**TASK PROMPT**
Within the data below, state how many lines contain the string "شادي". Provide the number only.

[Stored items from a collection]
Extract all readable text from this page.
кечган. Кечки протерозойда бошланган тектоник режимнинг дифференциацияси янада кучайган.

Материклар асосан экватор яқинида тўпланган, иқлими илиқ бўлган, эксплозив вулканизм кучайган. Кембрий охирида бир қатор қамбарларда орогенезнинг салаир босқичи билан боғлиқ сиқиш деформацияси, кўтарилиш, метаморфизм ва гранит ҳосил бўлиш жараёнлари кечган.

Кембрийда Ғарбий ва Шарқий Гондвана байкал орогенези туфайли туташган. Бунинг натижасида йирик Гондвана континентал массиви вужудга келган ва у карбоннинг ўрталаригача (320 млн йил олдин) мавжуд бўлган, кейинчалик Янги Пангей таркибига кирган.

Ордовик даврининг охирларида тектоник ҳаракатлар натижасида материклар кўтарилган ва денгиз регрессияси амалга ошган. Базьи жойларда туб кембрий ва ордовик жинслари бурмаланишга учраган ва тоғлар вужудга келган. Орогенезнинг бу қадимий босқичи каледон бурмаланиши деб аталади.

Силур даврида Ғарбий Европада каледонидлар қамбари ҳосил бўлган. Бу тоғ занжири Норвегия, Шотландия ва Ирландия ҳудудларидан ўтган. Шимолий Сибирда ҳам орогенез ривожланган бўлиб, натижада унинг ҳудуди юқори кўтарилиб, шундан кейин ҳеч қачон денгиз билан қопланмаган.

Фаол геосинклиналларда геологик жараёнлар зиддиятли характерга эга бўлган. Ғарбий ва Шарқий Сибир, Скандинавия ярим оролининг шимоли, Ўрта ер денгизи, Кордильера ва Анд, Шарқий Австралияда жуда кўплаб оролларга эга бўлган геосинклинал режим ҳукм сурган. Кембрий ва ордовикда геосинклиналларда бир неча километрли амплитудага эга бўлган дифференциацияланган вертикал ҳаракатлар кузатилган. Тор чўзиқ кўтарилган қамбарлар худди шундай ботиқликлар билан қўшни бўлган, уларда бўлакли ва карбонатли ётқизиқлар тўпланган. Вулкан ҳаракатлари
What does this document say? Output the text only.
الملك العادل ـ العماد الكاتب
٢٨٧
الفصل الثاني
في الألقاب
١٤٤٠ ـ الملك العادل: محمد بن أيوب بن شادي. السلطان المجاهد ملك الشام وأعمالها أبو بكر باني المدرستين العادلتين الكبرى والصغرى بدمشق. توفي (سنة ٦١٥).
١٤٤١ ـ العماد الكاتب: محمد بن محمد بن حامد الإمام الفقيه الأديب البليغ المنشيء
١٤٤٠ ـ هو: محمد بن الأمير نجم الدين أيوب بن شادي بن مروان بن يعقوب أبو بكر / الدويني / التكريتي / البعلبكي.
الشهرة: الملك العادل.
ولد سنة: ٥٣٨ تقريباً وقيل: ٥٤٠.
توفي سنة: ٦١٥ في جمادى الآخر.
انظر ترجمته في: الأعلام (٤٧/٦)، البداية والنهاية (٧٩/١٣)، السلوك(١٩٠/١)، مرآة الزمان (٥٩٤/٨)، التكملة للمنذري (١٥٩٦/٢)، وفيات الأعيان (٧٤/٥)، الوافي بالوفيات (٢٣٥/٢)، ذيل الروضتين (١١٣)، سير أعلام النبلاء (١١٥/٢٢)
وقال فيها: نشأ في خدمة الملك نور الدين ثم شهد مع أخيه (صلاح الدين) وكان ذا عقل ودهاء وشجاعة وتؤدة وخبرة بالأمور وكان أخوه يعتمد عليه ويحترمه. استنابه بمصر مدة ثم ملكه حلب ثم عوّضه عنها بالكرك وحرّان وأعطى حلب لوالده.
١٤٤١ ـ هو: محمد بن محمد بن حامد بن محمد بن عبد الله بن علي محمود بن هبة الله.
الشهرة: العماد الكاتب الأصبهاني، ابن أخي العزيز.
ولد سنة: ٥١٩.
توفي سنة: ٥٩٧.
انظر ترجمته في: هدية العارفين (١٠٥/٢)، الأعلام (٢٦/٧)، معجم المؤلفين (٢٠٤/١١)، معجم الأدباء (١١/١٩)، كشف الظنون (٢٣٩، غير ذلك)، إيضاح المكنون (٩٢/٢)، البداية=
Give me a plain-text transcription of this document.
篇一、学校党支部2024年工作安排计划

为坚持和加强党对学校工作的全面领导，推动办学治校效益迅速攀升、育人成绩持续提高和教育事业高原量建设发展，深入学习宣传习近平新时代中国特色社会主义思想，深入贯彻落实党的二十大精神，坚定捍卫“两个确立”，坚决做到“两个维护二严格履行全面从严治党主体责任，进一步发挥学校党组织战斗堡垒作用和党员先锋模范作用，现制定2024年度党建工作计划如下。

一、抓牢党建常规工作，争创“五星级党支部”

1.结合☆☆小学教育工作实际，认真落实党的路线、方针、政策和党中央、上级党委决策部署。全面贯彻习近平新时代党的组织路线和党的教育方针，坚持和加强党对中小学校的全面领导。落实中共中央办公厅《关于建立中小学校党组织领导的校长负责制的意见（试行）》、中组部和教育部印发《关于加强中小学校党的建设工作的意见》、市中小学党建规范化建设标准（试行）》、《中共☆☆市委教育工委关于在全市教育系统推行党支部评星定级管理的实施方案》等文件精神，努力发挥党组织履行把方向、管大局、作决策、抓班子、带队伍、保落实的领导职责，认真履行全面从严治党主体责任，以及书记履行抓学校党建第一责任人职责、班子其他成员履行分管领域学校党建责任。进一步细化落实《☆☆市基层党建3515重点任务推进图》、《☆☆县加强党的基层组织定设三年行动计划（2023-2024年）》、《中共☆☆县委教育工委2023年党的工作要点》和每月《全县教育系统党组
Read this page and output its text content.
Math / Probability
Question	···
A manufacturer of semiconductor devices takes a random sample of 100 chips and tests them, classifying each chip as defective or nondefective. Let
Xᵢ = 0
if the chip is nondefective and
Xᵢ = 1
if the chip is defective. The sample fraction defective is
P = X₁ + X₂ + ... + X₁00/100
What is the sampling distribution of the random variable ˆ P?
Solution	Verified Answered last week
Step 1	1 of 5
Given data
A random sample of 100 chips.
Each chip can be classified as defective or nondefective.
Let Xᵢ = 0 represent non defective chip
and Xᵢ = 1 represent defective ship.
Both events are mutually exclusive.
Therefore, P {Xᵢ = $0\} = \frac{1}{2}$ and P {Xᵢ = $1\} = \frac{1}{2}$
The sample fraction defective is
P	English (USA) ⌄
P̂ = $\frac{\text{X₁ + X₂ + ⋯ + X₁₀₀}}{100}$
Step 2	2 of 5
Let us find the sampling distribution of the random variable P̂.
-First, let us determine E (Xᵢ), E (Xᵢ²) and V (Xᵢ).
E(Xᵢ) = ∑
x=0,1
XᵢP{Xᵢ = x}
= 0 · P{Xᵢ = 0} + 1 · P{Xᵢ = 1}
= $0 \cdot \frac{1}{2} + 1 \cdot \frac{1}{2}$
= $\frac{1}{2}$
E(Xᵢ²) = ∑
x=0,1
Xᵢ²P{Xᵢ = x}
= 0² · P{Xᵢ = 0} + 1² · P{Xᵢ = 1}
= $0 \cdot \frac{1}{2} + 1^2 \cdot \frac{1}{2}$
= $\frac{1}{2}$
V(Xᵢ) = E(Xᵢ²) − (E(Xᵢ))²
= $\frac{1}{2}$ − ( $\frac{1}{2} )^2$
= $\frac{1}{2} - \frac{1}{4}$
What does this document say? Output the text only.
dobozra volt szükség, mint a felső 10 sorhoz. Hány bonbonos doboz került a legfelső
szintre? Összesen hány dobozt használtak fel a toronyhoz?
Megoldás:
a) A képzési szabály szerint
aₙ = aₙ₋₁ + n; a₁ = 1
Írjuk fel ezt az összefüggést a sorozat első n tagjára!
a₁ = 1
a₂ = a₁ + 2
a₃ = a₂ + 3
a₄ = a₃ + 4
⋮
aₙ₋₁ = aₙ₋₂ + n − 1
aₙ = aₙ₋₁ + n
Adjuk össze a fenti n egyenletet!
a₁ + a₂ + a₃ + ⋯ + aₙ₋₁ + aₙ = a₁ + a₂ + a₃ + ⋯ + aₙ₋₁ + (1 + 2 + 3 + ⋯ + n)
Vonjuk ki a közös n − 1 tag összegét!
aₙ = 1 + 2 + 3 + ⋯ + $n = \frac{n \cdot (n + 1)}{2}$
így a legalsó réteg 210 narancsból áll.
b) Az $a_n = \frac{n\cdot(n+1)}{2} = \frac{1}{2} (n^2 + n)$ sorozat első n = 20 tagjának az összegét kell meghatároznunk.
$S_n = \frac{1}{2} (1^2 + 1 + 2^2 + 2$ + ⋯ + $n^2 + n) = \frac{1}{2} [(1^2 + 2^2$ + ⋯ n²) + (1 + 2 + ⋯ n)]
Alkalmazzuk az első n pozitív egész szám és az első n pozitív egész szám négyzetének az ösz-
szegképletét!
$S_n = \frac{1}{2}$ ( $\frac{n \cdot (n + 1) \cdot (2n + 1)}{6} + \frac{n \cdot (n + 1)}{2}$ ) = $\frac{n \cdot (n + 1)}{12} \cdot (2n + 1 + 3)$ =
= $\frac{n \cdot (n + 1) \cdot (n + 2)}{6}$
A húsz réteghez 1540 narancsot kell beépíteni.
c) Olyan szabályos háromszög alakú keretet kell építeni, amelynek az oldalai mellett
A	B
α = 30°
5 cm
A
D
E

**EXERCISE RESULT**
2